
    What do you all think? Please post any stories you have heard.

  2. I read a great one in the other Island paper. It was about someone who got pulled over and found to have a suspended license. Now, if you have been reading these reports over the years, tell me how it ends? You won’t believe it.

    The police let her call a friend to come get her car, instead of impounding it as they always do. Then, they gave her a ride to the ferry. No arrest, as they always do. All I can think is, this woman must have been extremely attractive!

    As for the tasered customer at WaMu, yes, I was disturbed by that story as well. Why didn’t they give him a ride to the ferry?

  3. Not a laughing matter but, they did give him a ride, a 50,000 volt ride, not once, but twice, and a ride to jail. J. Peterson may call it Keystone Cops, but sounds more like the police used unnecessary force and made a situation worse, much worse, than it was before they got involved. Our local police have a reputation for over-reacting to minor situations. Aren’t the police sworn to preserve the peace and provide public safety?

> [Problem requirements]:
State whether each of the following statements agrees with the comments on local police, answering yes or no and quoting the deciding words of the text: (a) The woman found to have a suspended license was given a ride to the ferry. (b) The police impounded the woman's car. (c) The customer at WaMu was tasered only once.

> [Data for recognizing document structure]:
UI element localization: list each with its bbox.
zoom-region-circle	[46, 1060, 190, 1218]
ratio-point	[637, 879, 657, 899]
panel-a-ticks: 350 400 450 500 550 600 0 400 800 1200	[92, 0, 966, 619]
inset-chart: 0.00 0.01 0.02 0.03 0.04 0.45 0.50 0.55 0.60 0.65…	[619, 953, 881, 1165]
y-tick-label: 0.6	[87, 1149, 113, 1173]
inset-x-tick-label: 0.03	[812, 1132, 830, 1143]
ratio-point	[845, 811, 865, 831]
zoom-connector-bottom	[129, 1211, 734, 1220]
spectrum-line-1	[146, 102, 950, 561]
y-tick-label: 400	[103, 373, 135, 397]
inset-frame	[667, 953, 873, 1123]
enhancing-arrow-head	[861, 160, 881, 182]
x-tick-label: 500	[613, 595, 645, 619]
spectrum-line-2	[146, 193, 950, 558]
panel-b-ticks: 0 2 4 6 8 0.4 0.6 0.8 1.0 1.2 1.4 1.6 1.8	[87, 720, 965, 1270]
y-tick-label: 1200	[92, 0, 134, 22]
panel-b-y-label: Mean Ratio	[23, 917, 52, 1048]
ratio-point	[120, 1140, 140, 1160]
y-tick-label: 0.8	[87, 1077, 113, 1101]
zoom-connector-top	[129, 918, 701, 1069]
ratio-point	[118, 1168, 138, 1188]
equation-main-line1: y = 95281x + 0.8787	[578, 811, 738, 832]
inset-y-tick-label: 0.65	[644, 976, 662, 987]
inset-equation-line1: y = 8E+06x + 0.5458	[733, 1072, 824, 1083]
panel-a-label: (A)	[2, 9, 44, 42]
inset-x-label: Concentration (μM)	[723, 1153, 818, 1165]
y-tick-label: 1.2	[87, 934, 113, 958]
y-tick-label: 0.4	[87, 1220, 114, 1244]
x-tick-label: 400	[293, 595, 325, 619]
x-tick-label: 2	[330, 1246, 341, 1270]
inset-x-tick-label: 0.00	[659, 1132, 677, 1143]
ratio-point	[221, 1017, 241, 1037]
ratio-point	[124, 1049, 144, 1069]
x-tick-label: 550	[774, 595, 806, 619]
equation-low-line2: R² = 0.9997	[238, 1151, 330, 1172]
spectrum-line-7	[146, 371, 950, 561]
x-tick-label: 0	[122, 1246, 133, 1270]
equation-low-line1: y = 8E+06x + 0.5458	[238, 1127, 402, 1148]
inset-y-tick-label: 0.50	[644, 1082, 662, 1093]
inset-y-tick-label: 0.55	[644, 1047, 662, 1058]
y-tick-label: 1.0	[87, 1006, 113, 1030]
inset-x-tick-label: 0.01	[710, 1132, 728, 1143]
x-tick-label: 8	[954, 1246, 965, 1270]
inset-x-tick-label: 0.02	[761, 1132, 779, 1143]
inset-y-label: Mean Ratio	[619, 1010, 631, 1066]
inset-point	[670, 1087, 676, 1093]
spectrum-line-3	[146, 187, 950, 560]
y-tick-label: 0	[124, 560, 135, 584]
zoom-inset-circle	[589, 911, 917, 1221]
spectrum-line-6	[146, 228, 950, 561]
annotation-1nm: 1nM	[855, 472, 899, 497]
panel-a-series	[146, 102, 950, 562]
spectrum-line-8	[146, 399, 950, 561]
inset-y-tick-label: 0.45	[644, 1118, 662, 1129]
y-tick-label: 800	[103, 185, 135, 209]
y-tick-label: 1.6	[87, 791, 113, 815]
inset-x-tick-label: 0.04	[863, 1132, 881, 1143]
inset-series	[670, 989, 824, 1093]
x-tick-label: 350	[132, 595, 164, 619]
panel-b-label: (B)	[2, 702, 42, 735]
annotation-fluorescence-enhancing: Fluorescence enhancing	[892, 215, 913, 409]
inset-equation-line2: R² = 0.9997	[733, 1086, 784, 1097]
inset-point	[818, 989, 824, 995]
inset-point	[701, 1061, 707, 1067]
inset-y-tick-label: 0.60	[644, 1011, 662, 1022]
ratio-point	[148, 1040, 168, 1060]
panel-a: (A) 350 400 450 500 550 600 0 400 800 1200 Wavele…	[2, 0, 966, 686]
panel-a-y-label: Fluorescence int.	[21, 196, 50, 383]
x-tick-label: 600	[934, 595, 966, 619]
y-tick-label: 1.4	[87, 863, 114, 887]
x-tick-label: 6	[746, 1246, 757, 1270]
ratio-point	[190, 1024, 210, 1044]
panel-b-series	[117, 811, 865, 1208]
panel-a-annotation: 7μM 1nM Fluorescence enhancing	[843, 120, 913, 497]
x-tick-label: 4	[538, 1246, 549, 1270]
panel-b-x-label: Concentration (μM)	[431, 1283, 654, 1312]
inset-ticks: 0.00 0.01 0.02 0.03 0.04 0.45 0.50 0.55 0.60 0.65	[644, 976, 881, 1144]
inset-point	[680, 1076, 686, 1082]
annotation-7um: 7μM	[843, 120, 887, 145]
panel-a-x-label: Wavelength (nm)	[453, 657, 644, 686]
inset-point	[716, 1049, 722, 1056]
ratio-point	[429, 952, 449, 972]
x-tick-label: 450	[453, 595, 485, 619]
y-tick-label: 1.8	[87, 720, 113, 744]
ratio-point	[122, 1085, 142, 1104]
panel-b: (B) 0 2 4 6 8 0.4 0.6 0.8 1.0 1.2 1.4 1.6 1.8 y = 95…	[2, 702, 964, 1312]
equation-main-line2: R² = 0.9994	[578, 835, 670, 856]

> [Solution to the exercise]:
(a) Yes: "Then, they gave her a ride to the ferry."
(b) No: "The police let her call a friend to come get her car, instead of impounding it as they always do."
(c) No: "a 50,000 volt ride, not once, but twice"